#### Material for this exercise
· · · · ·

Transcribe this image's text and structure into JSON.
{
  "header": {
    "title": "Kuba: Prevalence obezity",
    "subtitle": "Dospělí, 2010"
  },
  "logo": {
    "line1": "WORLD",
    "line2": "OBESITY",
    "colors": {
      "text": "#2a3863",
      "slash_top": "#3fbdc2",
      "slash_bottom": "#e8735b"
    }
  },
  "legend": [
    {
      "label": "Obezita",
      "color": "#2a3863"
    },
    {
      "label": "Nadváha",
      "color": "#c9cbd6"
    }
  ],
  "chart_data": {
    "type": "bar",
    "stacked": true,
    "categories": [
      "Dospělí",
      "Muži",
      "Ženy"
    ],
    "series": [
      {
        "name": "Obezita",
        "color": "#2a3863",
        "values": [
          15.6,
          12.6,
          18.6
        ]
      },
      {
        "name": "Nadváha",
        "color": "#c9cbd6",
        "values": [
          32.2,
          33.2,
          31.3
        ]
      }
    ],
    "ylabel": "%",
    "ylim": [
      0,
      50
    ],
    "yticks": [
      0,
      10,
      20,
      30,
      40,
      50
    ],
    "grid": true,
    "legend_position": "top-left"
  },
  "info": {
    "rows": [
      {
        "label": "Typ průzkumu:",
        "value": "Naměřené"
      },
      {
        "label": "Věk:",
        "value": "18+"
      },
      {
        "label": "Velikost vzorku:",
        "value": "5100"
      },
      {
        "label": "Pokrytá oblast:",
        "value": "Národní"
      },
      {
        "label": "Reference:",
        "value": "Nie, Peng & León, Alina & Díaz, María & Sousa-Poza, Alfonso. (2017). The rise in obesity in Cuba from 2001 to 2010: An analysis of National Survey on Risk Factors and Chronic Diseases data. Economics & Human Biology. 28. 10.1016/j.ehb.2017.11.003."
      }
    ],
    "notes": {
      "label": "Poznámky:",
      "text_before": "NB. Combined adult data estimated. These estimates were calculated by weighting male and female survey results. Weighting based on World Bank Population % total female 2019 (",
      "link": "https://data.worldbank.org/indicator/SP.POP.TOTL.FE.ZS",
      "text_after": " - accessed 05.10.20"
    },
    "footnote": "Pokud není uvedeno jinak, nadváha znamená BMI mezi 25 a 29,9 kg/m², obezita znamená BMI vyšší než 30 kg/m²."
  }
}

· · · · ·

Retype all the material above precisely, with no line left out.

Transcribe this image's text and structure into JSON.
{
  "header": {
    "title": "Kuba: Prevalence obezity",
    "subtitle": "Dospělí, 2010"
  },
  "logo": {
    "line1": "WORLD",
    "line2": "OBESITY",
    "colors": {
      "text": "#2a3863",
      "slash_top": "#3fbdc2",
      "slash_bottom": "#e8735b"
    }
  },
  "legend": [
    {
      "label": "Obezita",
      "color": "#2a3863"
    },
    {
      "label": "Nadváha",
      "color": "#c9cbd6"
    }
  ],
  "chart_data": {
    "type": "bar",
    "stacked": true,
    "categories": [
      "Dospělí",
      "Muži",
      "Ženy"
    ],
    "series": [
      {
        "name": "Obezita",
        "color": "#2a3863",
        "values": [
          15.6,
          12.6,
          18.6
        ]
      },
      {
        "name": "Nadváha",
        "color": "#c9cbd6",
        "values": [
          32.2,
          33.2,
          31.3
        ]
      }
    ],
    "ylabel": "%",
    "ylim": [
      0,
      50
    ],
    "yticks": [
      0,
      10,
      20,
      30,
      40,
      50
    ],
    "grid": true,
    "legend_position": "top-left"
  },
  "info": {
    "rows": [
      {
        "label": "Typ průzkumu:",
        "value": "Naměřené"
      },
      {
        "label": "Věk:",
        "value": "18+"
      },
      {
        "label": "Velikost vzorku:",
        "value": "5100"
      },
      {
        "label": "Pokrytá oblast:",
        "value": "Národní"
      },
      {
        "label": "Reference:",
        "value": "Nie, Peng & León, Alina & Díaz, María & Sousa-Poza, Alfonso. (2017). The rise in obesity in Cuba from 2001 to 2010: An analysis of National Survey on Risk Factors and Chronic Diseases data. Economics & Human Biology. 28. 10.1016/j.ehb.2017.11.003."
      }
    ],
    "notes": {
      "label": "Poznámky:",
      "text_before": "NB. Combined adult data estimated. These estimates were calculated by weighting male and female survey results. Weighting based on World Bank Population % total female 2019 (",
      "link": "https://data.worldbank.org/indicator/SP.POP.TOTL.FE.ZS",
      "text_after": " - accessed 05.10.20"
    },
    "footnote": "Pokud není uvedeno jinak, nadváha znamená BMI mezi 25 a 29,9 kg/m², obezita znamená BMI vyšší než 30 kg/m²."
  }
}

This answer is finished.